Lines of data
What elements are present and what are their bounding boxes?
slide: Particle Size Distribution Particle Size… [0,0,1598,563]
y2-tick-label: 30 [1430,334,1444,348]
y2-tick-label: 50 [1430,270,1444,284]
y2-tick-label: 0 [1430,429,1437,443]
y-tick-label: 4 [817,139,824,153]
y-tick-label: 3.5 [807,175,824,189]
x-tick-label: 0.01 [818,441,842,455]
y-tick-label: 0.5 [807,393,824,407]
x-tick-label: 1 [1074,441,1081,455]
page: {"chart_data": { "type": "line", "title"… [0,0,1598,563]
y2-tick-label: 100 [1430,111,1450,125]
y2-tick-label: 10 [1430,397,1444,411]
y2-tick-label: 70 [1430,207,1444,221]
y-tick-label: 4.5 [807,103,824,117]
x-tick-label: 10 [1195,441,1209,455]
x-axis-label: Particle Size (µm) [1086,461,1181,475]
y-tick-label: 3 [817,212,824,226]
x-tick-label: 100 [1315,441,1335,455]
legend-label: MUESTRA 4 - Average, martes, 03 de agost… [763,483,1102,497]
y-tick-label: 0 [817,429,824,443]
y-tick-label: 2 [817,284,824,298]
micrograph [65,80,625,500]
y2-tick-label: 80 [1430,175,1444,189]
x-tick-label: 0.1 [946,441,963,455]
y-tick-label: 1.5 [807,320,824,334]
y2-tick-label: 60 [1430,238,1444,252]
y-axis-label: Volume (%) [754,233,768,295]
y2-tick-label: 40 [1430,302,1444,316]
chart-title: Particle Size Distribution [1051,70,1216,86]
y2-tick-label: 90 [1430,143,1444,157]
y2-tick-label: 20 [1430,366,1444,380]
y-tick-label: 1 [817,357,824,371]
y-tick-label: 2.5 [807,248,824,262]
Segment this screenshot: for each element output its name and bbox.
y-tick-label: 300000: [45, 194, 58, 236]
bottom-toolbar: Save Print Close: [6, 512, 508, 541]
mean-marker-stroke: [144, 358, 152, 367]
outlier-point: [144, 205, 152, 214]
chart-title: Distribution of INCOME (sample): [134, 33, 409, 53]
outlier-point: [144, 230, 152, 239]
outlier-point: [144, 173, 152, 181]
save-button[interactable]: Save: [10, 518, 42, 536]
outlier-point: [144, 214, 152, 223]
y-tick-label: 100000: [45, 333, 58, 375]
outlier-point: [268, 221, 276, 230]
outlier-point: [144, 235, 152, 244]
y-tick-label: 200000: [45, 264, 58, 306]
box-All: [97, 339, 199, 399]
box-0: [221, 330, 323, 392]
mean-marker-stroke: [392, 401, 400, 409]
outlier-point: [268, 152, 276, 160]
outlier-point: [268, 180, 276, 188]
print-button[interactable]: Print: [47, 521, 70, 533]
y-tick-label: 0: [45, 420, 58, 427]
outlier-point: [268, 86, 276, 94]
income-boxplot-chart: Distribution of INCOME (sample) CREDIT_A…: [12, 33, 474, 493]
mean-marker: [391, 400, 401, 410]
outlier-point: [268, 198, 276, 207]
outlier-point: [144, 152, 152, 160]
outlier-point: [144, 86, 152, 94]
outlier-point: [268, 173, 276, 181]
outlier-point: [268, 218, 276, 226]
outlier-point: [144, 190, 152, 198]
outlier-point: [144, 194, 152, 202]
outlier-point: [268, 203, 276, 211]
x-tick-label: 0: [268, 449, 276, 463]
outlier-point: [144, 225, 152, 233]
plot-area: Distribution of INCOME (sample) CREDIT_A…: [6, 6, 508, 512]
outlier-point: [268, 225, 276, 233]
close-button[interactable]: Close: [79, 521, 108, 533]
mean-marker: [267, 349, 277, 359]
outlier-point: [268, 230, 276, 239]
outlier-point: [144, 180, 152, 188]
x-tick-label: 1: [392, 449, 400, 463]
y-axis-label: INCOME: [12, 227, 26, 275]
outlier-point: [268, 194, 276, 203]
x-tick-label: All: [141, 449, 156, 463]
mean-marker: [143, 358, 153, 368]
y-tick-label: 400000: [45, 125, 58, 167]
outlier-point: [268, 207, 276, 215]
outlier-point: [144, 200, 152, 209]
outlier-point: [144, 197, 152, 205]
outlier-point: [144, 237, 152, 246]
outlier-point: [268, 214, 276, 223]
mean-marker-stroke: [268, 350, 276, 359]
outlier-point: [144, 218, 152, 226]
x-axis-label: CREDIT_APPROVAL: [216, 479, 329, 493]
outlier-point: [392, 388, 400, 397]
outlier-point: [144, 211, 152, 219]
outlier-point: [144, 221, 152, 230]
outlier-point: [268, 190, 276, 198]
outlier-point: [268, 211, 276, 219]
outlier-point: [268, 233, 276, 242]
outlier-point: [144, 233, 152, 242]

__Exercise details__. Pick out every line in the data above that contains the string "marker". Treat uppercase and lowercase as different.

__Response for this exercise__.
mean-marker-stroke: [144, 358, 152, 367]
mean-marker-stroke: [392, 401, 400, 409]
mean-marker: [391, 400, 401, 410]
mean-marker: [267, 349, 277, 359]
mean-marker: [143, 358, 153, 368]
mean-marker-stroke: [268, 350, 276, 359]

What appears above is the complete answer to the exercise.